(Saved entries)
◇ ◇ ◇ ◇ ◇ ◇ ◇

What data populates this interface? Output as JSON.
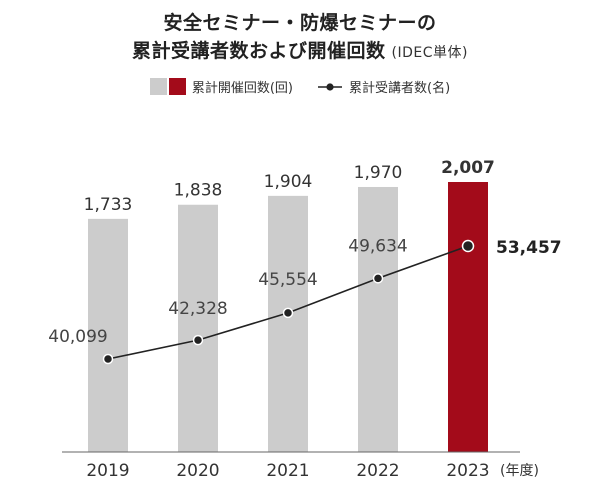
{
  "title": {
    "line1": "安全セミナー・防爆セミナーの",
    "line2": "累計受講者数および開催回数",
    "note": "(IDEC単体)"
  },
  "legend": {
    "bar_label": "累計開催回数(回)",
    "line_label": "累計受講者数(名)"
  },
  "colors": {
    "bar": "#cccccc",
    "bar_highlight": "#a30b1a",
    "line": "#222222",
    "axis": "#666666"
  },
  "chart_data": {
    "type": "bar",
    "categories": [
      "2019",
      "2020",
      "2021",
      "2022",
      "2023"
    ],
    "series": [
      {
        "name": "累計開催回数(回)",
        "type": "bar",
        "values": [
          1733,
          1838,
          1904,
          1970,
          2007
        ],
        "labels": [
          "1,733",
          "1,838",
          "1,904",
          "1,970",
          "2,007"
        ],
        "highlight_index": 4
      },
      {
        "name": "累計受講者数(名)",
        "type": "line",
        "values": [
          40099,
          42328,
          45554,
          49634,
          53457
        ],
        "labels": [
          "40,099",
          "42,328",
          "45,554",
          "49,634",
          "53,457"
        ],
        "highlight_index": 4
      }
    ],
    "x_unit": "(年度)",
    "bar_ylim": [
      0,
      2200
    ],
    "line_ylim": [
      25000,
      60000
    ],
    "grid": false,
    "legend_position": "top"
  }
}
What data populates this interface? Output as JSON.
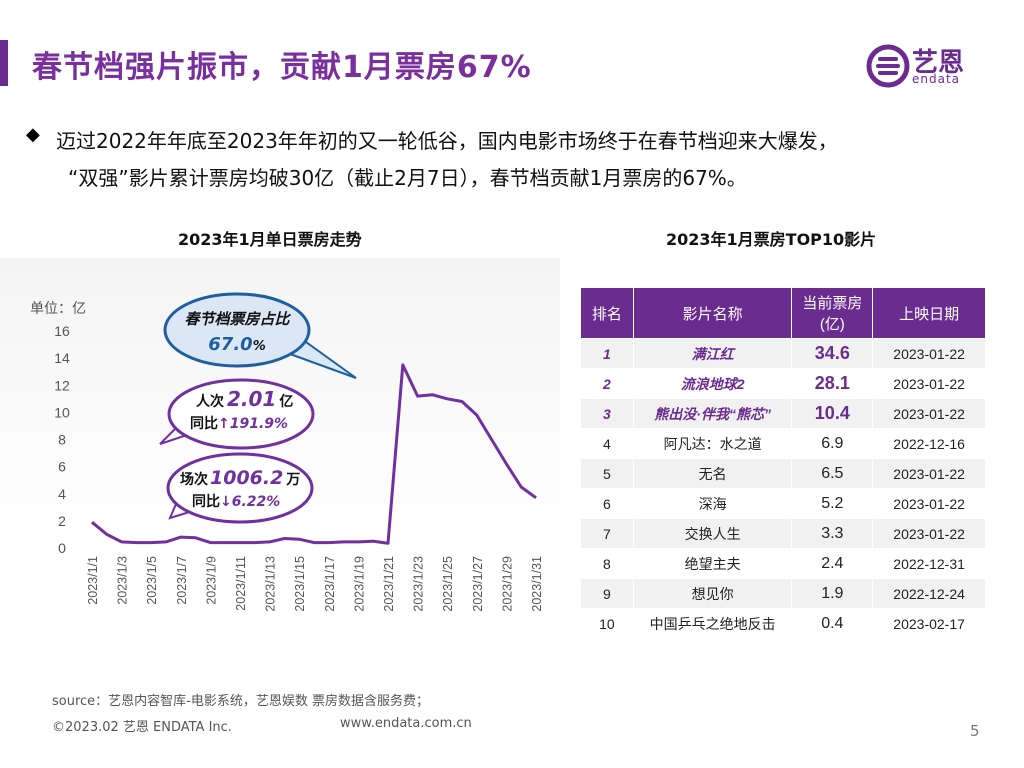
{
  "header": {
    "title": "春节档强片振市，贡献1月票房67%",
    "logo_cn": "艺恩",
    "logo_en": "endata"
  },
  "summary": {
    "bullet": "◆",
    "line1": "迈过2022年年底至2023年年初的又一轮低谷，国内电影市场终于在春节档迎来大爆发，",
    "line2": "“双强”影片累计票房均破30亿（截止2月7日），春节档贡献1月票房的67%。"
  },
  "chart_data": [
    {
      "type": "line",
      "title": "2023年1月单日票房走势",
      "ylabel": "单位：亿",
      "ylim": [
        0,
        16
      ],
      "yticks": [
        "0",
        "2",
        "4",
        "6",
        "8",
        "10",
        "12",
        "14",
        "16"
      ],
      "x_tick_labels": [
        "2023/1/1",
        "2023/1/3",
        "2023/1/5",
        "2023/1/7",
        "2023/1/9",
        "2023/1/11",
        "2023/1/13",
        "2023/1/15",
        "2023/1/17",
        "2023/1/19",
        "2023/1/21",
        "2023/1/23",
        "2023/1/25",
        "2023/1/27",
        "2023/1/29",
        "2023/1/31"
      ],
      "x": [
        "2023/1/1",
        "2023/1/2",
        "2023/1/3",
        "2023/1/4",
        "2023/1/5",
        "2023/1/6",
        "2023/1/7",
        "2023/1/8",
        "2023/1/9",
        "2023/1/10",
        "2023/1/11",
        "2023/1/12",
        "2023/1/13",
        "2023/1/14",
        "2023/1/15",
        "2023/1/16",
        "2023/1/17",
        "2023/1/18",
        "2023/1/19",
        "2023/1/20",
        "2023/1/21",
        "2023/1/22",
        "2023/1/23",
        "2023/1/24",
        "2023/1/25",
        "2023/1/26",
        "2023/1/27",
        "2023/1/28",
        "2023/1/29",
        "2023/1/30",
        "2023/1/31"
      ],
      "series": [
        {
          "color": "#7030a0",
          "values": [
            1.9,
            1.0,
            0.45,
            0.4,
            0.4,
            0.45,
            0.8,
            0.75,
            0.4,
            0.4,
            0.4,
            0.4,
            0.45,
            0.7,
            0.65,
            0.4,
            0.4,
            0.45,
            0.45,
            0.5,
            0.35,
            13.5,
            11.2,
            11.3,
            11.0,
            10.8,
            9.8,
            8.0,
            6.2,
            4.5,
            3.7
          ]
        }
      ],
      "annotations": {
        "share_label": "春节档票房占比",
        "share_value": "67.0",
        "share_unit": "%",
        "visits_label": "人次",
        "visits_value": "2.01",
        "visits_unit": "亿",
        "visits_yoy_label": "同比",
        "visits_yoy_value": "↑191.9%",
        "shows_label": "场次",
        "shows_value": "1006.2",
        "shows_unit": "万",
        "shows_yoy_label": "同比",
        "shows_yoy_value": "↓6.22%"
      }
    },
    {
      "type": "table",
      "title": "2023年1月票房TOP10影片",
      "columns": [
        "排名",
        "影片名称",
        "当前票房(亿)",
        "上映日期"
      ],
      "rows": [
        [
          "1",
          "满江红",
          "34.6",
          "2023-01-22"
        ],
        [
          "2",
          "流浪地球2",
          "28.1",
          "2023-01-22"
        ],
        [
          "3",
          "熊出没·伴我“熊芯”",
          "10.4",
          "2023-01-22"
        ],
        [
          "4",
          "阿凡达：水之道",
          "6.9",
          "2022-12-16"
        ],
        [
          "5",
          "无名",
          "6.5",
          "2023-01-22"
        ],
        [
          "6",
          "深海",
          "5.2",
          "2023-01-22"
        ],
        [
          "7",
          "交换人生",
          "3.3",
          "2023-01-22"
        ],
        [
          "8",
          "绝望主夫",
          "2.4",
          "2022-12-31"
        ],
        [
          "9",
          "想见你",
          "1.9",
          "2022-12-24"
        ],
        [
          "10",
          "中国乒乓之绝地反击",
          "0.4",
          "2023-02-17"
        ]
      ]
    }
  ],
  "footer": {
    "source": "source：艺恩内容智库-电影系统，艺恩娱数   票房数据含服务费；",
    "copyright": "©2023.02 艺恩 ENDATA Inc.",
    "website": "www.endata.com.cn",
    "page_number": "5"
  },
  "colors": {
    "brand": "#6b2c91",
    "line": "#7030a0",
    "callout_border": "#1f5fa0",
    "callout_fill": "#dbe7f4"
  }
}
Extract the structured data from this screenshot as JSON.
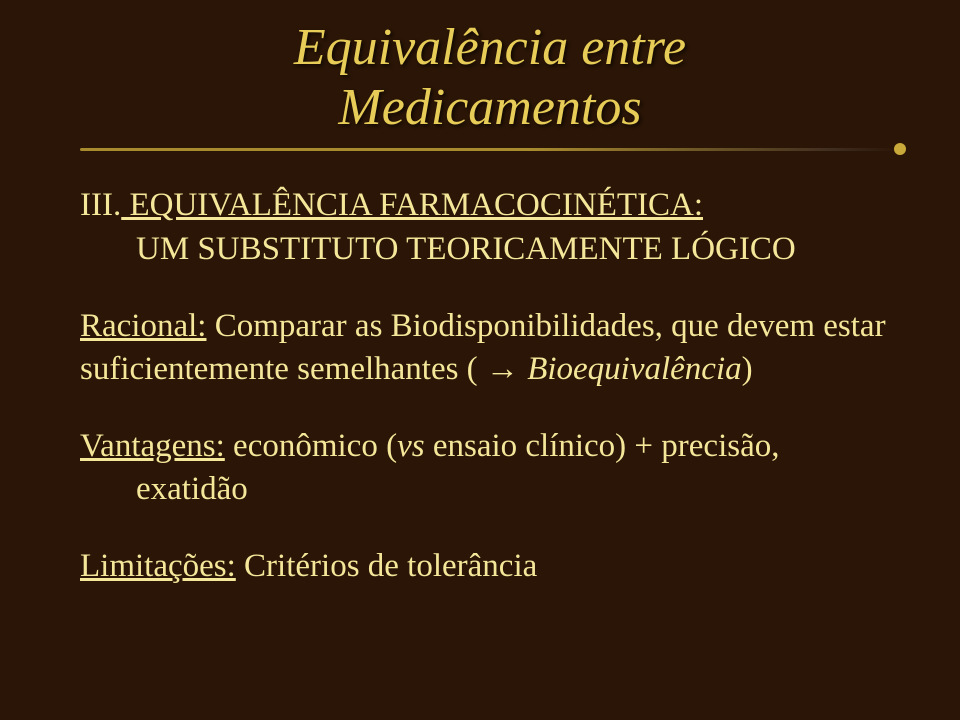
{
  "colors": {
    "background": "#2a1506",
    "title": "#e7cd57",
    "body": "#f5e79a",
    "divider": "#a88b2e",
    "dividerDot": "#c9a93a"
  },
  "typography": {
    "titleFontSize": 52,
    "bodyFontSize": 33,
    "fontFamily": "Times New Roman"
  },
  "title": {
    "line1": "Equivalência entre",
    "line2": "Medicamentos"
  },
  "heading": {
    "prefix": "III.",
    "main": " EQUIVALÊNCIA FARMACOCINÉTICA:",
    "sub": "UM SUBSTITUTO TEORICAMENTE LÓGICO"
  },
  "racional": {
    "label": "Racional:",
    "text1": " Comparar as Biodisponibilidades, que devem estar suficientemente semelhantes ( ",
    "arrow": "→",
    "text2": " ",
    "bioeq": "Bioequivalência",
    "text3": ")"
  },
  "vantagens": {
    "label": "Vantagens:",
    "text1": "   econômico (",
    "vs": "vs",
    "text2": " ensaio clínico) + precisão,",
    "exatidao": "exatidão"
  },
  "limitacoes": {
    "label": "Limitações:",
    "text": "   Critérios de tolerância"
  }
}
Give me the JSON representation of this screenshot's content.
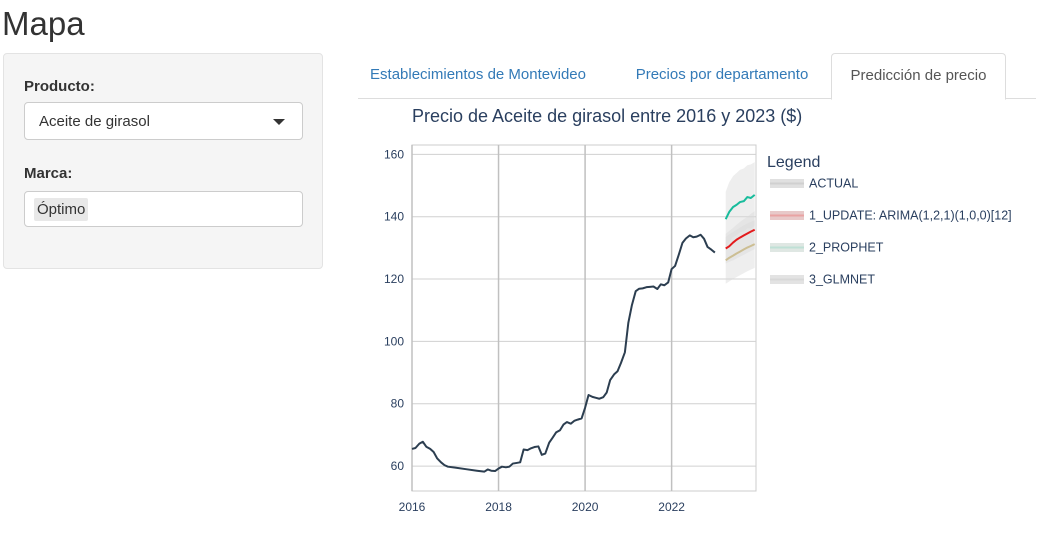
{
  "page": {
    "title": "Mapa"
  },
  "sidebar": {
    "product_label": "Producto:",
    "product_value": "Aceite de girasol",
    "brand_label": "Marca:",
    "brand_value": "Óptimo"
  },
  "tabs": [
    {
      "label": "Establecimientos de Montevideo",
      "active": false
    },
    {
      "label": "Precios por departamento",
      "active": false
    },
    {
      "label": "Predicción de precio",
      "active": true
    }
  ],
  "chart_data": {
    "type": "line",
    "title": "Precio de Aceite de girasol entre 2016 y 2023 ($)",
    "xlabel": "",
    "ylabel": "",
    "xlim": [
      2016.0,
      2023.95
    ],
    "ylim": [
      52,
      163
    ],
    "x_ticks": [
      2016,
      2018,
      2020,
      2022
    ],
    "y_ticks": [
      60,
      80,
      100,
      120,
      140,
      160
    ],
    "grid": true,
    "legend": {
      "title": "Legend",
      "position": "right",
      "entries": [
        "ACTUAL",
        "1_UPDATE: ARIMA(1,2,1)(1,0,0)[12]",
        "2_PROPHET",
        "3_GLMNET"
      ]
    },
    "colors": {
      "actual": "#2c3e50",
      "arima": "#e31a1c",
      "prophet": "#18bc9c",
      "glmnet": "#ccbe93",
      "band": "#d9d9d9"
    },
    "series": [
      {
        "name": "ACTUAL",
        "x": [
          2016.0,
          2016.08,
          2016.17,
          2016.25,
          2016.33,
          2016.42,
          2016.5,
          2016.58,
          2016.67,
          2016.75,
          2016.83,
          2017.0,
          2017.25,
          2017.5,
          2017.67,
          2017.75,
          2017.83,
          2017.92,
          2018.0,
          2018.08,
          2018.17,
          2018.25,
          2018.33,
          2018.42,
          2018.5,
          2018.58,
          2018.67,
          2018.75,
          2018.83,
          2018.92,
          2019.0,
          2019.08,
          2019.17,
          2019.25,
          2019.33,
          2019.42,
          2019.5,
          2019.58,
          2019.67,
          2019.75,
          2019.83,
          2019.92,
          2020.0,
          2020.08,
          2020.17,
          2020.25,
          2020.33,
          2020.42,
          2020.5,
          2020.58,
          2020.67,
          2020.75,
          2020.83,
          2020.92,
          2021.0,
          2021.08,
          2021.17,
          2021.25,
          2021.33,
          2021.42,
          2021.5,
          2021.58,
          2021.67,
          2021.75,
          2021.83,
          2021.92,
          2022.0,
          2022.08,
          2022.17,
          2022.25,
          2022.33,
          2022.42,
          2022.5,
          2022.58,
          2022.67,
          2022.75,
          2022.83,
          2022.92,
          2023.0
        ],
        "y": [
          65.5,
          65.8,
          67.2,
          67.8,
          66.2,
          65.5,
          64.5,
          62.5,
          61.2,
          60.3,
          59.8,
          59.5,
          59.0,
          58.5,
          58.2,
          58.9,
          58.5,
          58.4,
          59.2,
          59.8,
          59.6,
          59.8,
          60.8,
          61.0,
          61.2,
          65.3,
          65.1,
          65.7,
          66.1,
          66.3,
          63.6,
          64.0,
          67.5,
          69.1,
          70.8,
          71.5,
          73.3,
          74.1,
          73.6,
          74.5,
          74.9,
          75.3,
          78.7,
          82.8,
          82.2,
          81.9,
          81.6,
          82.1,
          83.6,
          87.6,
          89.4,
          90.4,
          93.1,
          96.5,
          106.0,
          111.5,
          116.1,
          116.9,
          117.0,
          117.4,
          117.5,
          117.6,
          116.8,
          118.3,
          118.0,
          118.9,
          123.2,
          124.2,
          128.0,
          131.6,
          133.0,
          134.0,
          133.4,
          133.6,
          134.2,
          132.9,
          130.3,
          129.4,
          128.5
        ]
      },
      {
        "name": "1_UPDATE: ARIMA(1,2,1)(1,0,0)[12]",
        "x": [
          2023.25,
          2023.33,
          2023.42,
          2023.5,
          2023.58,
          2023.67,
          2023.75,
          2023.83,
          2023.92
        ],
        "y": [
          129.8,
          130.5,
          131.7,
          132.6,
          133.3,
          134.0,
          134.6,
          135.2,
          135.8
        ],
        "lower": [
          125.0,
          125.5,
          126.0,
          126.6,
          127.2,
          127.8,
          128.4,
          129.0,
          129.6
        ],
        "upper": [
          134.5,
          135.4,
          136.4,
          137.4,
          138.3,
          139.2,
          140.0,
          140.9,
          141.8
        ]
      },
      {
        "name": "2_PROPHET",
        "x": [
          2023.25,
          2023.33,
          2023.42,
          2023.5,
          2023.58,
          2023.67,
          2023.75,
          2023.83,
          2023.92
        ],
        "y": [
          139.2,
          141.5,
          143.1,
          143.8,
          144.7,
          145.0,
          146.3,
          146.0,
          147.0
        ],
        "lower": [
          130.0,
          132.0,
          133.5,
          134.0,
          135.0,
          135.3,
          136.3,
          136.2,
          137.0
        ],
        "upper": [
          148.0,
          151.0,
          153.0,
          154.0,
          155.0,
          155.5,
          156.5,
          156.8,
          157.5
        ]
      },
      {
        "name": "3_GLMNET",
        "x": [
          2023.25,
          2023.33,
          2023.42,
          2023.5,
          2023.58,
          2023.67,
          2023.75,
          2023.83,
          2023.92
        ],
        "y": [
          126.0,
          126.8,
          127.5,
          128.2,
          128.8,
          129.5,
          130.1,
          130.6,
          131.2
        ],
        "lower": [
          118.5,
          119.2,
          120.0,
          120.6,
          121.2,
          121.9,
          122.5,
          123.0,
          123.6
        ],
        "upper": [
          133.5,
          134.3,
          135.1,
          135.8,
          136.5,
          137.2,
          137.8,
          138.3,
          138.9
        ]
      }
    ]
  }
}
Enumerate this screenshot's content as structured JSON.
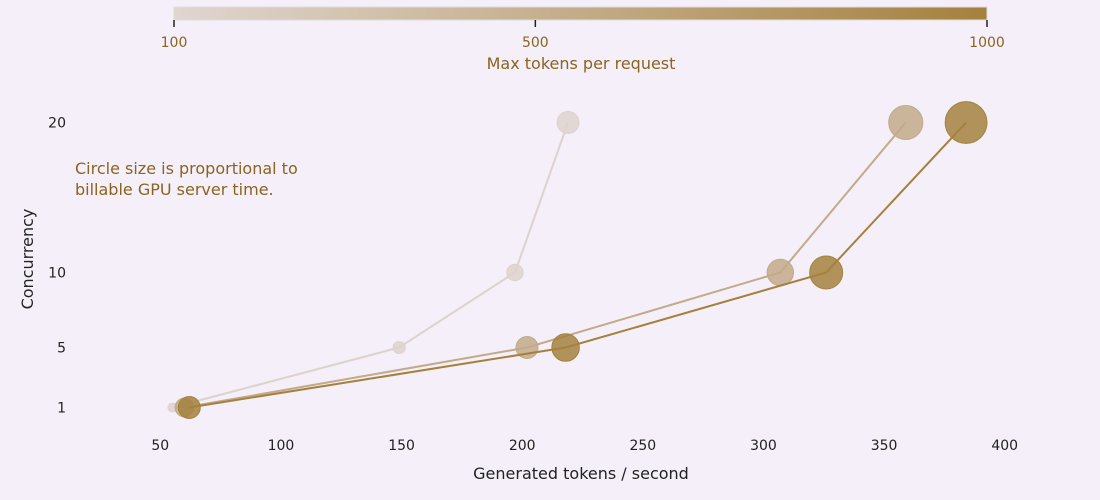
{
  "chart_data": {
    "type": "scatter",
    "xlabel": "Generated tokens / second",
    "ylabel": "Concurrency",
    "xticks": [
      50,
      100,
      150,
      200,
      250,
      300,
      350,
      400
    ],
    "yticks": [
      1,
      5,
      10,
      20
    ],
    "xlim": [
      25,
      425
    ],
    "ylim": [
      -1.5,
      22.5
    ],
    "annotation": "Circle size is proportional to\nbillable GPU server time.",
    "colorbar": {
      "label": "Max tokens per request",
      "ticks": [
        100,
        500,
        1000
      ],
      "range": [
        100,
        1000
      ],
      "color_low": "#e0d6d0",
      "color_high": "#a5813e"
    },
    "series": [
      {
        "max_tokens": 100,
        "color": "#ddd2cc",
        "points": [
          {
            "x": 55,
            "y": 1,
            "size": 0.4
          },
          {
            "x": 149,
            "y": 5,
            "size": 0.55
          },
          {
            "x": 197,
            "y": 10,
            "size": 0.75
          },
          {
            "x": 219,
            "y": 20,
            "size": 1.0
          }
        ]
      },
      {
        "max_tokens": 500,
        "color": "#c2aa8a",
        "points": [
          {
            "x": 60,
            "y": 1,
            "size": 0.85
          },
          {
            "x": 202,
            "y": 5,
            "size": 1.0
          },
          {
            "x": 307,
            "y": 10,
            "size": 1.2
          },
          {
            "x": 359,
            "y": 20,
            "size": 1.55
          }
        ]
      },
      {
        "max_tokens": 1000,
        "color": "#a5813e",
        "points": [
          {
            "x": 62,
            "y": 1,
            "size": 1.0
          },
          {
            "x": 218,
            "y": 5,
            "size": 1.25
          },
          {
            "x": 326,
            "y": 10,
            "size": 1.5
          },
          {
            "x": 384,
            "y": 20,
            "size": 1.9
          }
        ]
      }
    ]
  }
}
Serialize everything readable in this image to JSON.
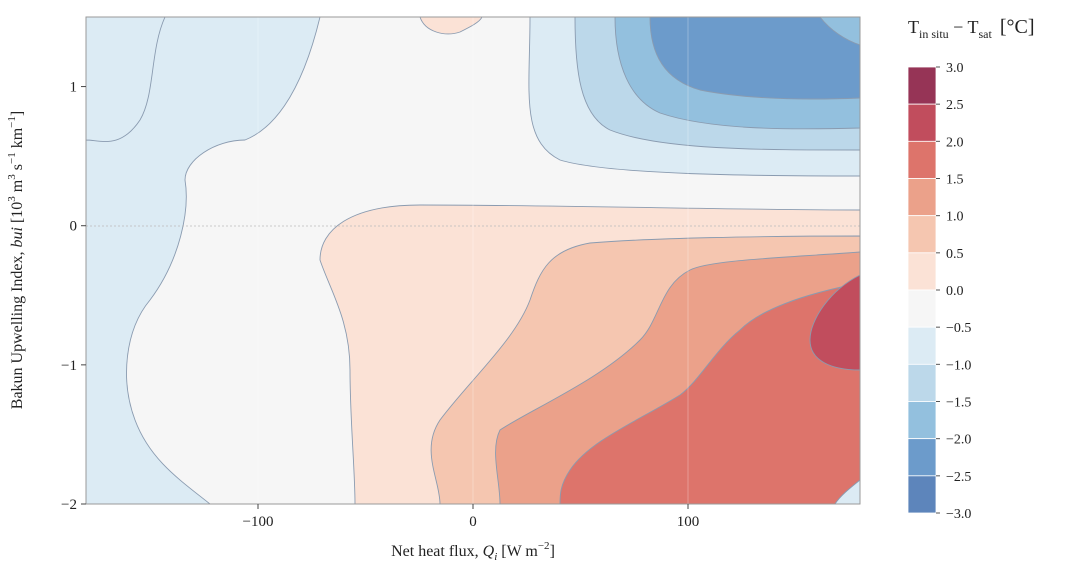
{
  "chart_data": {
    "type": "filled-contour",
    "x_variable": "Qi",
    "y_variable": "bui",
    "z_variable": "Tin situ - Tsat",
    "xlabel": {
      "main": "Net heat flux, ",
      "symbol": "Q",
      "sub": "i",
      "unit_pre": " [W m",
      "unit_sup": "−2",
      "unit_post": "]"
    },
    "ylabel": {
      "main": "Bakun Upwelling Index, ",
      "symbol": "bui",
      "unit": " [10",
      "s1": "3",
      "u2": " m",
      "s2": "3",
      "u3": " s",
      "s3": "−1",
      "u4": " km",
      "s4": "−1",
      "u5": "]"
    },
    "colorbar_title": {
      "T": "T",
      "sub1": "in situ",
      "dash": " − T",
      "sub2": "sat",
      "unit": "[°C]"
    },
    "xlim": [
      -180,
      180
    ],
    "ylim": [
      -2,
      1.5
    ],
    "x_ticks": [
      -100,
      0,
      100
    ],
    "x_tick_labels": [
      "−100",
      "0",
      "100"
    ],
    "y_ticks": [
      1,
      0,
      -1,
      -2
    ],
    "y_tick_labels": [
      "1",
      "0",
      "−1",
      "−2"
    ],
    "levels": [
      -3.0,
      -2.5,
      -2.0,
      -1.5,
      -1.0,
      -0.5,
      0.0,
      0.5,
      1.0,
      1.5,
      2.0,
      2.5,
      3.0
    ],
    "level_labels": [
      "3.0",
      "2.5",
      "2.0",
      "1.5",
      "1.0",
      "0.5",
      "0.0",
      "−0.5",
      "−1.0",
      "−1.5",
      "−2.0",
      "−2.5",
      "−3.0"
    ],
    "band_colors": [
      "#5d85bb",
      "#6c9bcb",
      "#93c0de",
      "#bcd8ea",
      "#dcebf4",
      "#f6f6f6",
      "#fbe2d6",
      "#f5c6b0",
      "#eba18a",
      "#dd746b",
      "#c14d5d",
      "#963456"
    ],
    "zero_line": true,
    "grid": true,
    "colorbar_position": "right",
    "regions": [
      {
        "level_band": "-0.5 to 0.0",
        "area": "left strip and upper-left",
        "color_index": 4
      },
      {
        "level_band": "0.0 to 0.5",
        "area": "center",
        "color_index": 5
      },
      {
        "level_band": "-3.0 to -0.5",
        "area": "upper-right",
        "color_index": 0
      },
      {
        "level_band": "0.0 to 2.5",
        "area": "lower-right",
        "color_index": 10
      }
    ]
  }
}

◇ ◇ ◇ ◇ ◇ ◇ ◇

Task description:
Looking at the data above, show all lines where the word "JSON" occurs.

Output of the exercise:
What data populates this interface? Output as JSON.
What data populates this interface? Output as JSON.
Extract the structured data from this screenshot as JSON.
Give me the JSON representation of this screenshot's content.
Enumerate this screenshot's content as structured JSON.
Serialize everything readable in this image to JSON.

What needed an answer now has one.